» **STATED EXERCISE**
Show every line that has the string "critérios" in it.

+ + + + +

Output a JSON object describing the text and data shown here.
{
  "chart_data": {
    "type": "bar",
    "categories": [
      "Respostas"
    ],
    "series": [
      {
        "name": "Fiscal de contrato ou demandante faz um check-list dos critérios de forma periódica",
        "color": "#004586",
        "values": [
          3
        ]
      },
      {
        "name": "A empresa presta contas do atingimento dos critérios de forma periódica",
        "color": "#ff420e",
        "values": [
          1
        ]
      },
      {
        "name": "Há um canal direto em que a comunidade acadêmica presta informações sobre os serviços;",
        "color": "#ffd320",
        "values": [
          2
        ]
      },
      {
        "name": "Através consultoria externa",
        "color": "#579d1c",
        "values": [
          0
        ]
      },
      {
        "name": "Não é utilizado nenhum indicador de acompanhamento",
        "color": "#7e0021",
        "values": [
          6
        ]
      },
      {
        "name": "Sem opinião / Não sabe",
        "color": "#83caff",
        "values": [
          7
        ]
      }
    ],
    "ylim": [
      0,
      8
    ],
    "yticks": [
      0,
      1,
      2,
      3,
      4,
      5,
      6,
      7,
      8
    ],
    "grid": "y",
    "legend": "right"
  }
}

+ + + + +

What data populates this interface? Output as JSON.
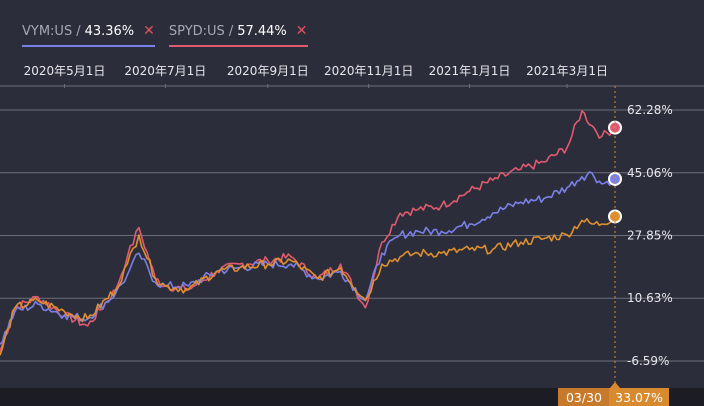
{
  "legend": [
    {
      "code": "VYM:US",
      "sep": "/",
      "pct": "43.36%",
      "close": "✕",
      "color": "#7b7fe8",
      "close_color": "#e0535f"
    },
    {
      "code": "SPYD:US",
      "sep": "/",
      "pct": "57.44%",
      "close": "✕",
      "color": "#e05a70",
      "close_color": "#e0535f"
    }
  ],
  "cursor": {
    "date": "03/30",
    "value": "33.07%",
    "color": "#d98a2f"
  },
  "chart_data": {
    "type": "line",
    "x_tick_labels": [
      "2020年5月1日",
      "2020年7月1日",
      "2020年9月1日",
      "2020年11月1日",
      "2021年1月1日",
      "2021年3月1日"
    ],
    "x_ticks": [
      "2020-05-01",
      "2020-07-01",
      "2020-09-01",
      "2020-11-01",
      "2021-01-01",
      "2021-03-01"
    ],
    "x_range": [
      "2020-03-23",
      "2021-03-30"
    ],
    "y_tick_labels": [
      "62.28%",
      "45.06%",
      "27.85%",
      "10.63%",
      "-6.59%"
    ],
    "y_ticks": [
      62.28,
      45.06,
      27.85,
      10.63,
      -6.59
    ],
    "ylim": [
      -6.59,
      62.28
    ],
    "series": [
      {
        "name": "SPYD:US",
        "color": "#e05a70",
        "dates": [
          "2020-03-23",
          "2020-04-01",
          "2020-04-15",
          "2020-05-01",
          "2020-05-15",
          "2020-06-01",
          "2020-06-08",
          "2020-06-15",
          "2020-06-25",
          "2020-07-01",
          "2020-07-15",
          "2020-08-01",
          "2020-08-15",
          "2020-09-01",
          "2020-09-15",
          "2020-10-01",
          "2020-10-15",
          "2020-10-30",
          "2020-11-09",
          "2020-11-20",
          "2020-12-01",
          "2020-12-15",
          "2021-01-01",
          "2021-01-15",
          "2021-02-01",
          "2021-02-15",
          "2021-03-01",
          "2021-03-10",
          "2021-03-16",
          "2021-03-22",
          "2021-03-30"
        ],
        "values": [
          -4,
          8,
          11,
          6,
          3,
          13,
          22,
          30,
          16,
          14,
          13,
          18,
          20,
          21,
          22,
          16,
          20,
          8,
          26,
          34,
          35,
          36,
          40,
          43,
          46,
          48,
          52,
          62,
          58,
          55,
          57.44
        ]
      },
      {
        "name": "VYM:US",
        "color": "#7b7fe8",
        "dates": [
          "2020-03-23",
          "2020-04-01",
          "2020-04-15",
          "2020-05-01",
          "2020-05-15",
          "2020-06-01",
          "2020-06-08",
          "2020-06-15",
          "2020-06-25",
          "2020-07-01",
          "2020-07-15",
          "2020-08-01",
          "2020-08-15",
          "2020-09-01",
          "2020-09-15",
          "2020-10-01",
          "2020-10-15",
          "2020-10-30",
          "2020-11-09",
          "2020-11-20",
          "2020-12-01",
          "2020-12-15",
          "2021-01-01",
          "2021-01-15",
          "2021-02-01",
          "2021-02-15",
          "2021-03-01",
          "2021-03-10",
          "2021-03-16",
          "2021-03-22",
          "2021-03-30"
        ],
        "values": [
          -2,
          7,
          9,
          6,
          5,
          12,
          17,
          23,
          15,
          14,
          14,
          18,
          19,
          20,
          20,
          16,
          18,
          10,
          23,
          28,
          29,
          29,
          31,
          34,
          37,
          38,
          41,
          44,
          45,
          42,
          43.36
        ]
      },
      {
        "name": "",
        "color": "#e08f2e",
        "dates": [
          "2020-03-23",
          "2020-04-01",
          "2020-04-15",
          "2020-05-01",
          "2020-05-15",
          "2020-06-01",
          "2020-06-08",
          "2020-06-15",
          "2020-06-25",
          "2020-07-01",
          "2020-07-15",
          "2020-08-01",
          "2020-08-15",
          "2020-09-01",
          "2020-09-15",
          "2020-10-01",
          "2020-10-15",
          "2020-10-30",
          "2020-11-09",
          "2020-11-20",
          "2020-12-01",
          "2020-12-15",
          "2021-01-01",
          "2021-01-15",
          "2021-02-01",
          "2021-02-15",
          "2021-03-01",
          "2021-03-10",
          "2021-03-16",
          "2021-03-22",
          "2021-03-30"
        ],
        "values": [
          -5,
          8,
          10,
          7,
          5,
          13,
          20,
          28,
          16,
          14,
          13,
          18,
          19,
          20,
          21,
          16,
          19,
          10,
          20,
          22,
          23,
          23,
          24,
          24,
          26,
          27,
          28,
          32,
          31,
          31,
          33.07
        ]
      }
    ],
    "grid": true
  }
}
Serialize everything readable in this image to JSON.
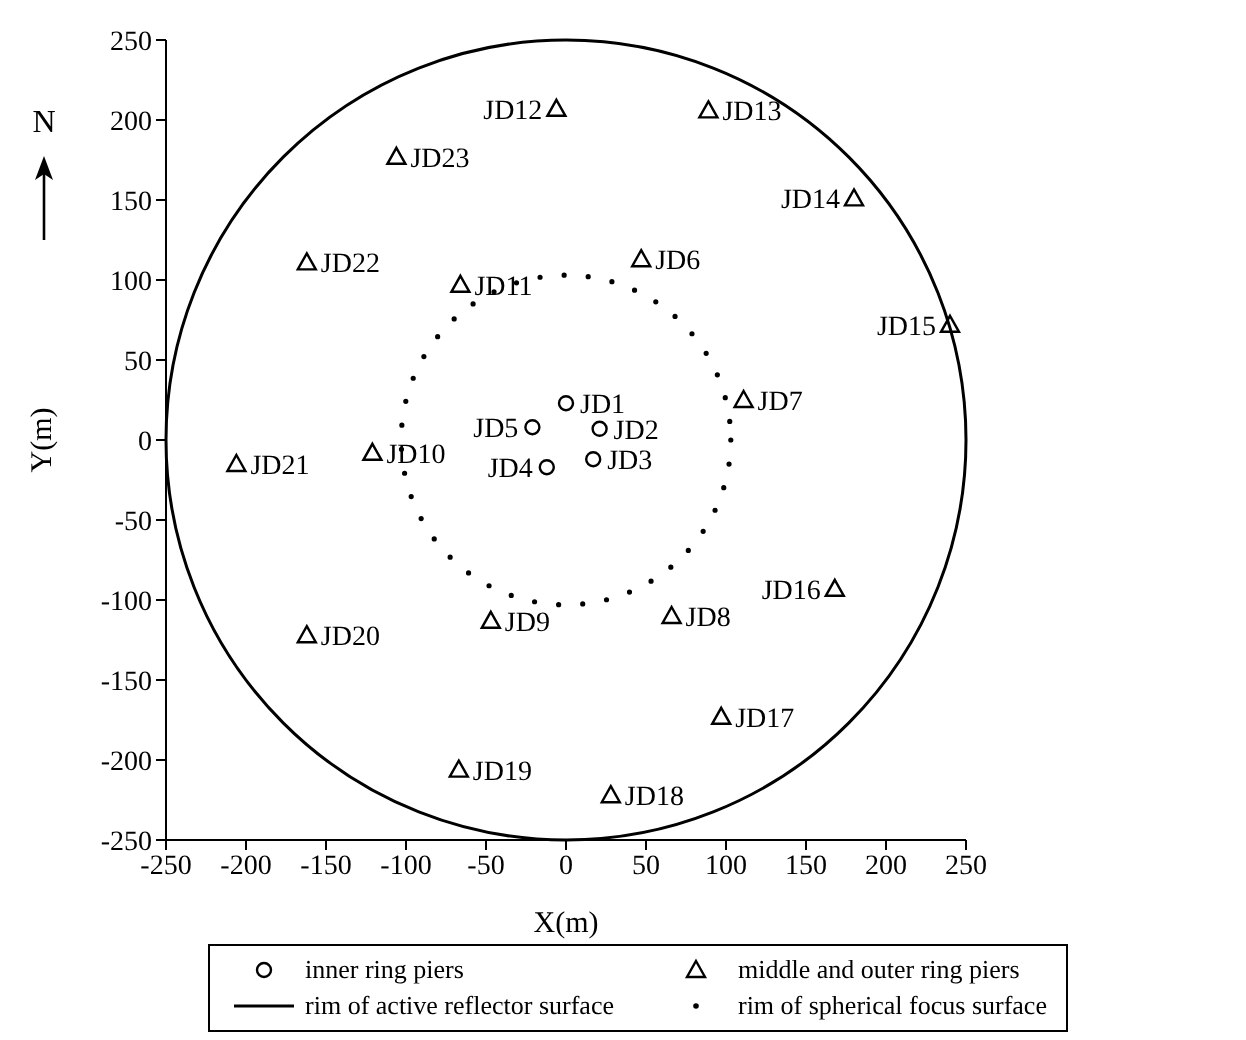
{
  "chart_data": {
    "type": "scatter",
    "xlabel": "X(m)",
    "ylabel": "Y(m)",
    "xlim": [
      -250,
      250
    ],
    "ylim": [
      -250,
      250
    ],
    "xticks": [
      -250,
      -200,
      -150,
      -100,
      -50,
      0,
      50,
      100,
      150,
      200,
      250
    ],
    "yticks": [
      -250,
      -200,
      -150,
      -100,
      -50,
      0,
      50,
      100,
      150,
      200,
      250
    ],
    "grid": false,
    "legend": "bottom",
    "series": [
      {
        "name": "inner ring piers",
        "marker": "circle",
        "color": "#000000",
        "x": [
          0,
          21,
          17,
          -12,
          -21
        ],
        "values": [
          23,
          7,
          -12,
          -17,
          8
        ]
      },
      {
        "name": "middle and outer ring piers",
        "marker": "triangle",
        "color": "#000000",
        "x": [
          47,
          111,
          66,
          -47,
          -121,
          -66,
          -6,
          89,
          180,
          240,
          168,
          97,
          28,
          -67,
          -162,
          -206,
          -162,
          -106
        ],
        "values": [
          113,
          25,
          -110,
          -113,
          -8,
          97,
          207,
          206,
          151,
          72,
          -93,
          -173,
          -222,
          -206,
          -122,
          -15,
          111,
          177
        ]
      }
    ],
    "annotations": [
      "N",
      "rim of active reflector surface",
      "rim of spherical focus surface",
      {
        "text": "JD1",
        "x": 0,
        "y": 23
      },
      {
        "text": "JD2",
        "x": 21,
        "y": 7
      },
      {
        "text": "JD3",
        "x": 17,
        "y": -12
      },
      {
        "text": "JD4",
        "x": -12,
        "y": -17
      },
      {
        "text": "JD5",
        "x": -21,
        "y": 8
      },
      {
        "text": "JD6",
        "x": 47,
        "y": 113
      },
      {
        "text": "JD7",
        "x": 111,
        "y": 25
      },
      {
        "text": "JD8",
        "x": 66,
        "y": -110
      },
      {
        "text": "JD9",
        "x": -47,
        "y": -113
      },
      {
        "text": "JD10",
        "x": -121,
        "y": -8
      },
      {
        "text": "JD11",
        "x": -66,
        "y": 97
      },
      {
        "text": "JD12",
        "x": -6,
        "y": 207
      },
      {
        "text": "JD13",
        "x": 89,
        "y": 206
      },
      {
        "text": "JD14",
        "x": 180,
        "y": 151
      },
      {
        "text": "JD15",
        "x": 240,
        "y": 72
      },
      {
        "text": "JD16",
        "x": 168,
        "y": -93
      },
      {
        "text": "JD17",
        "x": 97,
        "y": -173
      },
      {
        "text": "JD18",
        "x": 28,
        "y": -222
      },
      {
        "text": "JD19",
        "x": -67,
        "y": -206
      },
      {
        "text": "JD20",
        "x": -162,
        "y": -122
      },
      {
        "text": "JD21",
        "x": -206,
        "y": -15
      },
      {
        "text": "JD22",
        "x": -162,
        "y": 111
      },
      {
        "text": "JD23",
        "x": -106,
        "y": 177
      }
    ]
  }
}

+ + + + +

» **EXERCISE RESPONSE**
        "name": "Fiscal de contrato ou demandante faz um check-list dos critérios de forma periódica",
        "name": "A empresa presta contas do atingimento dos critérios de forma periódica",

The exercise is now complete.